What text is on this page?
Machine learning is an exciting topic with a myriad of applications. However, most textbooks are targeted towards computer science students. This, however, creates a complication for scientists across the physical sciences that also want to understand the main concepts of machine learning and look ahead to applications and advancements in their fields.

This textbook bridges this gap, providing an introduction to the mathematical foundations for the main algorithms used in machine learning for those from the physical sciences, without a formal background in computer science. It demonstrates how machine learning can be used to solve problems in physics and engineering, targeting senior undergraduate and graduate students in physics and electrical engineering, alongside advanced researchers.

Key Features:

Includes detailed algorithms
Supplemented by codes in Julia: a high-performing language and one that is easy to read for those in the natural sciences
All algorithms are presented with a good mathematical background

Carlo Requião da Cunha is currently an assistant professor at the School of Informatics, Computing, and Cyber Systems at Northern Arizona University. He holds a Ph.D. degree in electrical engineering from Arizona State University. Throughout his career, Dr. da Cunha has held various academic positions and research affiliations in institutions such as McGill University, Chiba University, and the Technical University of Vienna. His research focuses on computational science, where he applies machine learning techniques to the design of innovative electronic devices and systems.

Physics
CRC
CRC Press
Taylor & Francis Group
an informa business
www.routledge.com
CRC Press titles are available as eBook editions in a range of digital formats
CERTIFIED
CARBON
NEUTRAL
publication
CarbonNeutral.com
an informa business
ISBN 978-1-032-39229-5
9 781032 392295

********

# WHAT IS ASKED
Find each line that has the word "mathematical", then copy it out.

# WRITTEN SOLUTION
This textbook bridges this gap, providing an introduction to the mathematical foundations for the main algorithms used in machine learning for those from the physical sciences, without a formal background in computer science. It demonstrates how machine learning can be used to solve problems in physics and engineering, targeting senior undergraduate and graduate students in physics and electrical engineering, alongside advanced researchers.
All algorithms are presented with a good mathematical background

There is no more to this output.